WHAT IS BEING ASKED:
Keep the pictures out and restate every record exactly.

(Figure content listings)
━━━━━━━━━━━━━━━━

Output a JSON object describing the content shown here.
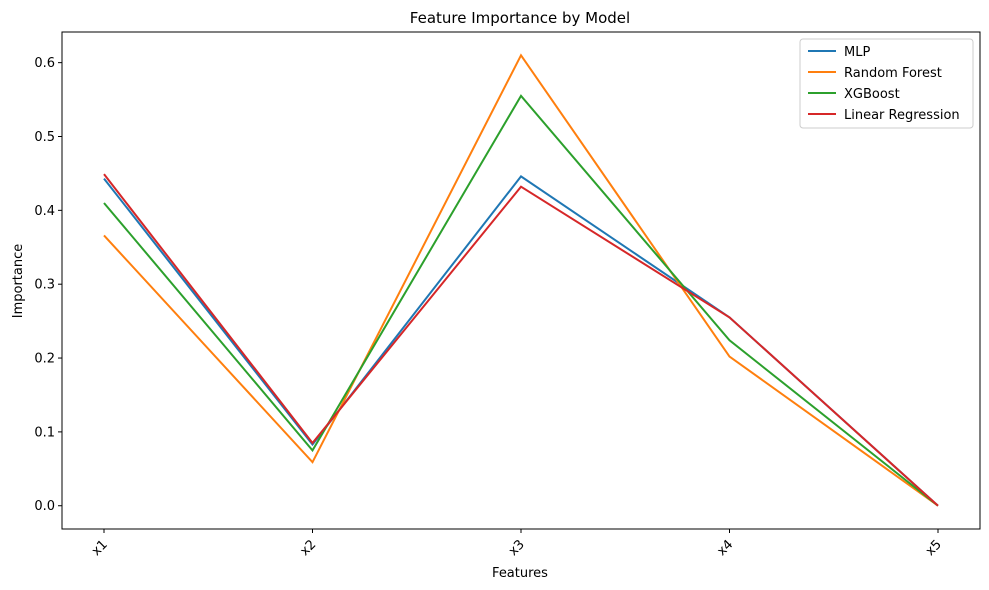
{
  "chart_data": {
    "type": "line",
    "title": "Feature Importance by Model",
    "xlabel": "Features",
    "ylabel": "Importance",
    "categories": [
      "x1",
      "x2",
      "x3",
      "x4",
      "x5"
    ],
    "ylim": [
      -0.0315,
      0.6415
    ],
    "yticks": [
      0.0,
      0.1,
      0.2,
      0.3,
      0.4,
      0.5,
      0.6
    ],
    "ytick_labels": [
      "0.0",
      "0.1",
      "0.2",
      "0.3",
      "0.4",
      "0.5",
      "0.6"
    ],
    "grid": false,
    "legend_position": "top-right",
    "series": [
      {
        "name": "MLP",
        "color": "#1f77b4",
        "values": [
          0.443,
          0.083,
          0.446,
          0.255,
          0.0
        ]
      },
      {
        "name": "Random Forest",
        "color": "#ff7f0e",
        "values": [
          0.366,
          0.059,
          0.61,
          0.202,
          0.0
        ]
      },
      {
        "name": "XGBoost",
        "color": "#2ca02c",
        "values": [
          0.41,
          0.075,
          0.555,
          0.224,
          0.0
        ]
      },
      {
        "name": "Linear Regression",
        "color": "#d62728",
        "values": [
          0.449,
          0.085,
          0.432,
          0.255,
          0.0
        ]
      }
    ]
  }
}
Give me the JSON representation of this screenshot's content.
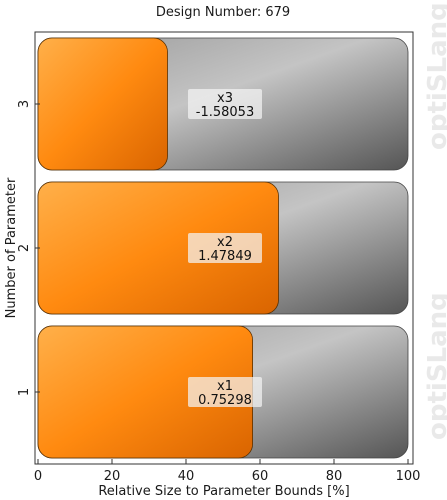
{
  "chart_data": {
    "type": "bar",
    "orientation": "horizontal",
    "title": "Design Number: 679",
    "xlabel": "Relative Size to Parameter Bounds [%]",
    "ylabel": "Number of Parameter",
    "xlim": [
      0,
      100
    ],
    "x_ticks": [
      "0",
      "20",
      "40",
      "60",
      "80",
      "100"
    ],
    "categories": [
      "1",
      "2",
      "3"
    ],
    "bars": [
      {
        "category": "1",
        "name": "x1",
        "value_label": "0.75298",
        "relative_percent": 58
      },
      {
        "category": "2",
        "name": "x2",
        "value_label": "1.47849",
        "relative_percent": 65
      },
      {
        "category": "3",
        "name": "x3",
        "value_label": "-1.58053",
        "relative_percent": 35
      }
    ],
    "colors": {
      "fill_orange_light": "#ffa63a",
      "fill_orange_dark": "#e86e00",
      "bound_gray_light": "#c9c9c9",
      "bound_gray_dark": "#5f5f5f",
      "label_box": "#f2f2f2"
    }
  },
  "watermark": "optiSLang"
}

━━━━━━━━━━━━━━━━

EXERCISE SOLUTION:
Output a JSON object describing the content shown here.
{
  "chart_data": {
    "type": "line",
    "title": "Feature Importance by Model",
    "xlabel": "Features",
    "ylabel": "Importance",
    "categories": [
      "x1",
      "x2",
      "x3",
      "x4",
      "x5"
    ],
    "ylim": [
      -0.0315,
      0.6415
    ],
    "yticks": [
      0.0,
      0.1,
      0.2,
      0.3,
      0.4,
      0.5,
      0.6
    ],
    "ytick_labels": [
      "0.0",
      "0.1",
      "0.2",
      "0.3",
      "0.4",
      "0.5",
      "0.6"
    ],
    "grid": false,
    "legend_position": "top-right",
    "series": [
      {
        "name": "MLP",
        "color": "#1f77b4",
        "values": [
          0.443,
          0.083,
          0.446,
          0.255,
          0.0
        ]
      },
      {
        "name": "Random Forest",
        "color": "#ff7f0e",
        "values": [
          0.366,
          0.059,
          0.61,
          0.202,
          0.0
        ]
      },
      {
        "name": "XGBoost",
        "color": "#2ca02c",
        "values": [
          0.41,
          0.075,
          0.555,
          0.224,
          0.0
        ]
      },
      {
        "name": "Linear Regression",
        "color": "#d62728",
        "values": [
          0.449,
          0.085,
          0.432,
          0.255,
          0.0
        ]
      }
    ]
  }
}
Give me the JSON representation of this screenshot's content.
{
  "chart_data": {
    "type": "bar",
    "orientation": "horizontal",
    "title": "Design Number: 679",
    "xlabel": "Relative Size to Parameter Bounds [%]",
    "ylabel": "Number of Parameter",
    "xlim": [
      0,
      100
    ],
    "x_ticks": [
      "0",
      "20",
      "40",
      "60",
      "80",
      "100"
    ],
    "categories": [
      "1",
      "2",
      "3"
    ],
    "bars": [
      {
        "category": "1",
        "name": "x1",
        "value_label": "0.75298",
        "relative_percent": 58
      },
      {
        "category": "2",
        "name": "x2",
        "value_label": "1.47849",
        "relative_percent": 65
      },
      {
        "category": "3",
        "name": "x3",
        "value_label": "-1.58053",
        "relative_percent": 35
      }
    ],
    "colors": {
      "fill_orange_light": "#ffa63a",
      "fill_orange_dark": "#e86e00",
      "bound_gray_light": "#c9c9c9",
      "bound_gray_dark": "#5f5f5f",
      "label_box": "#f2f2f2"
    }
  },
  "watermark": "optiSLang"
}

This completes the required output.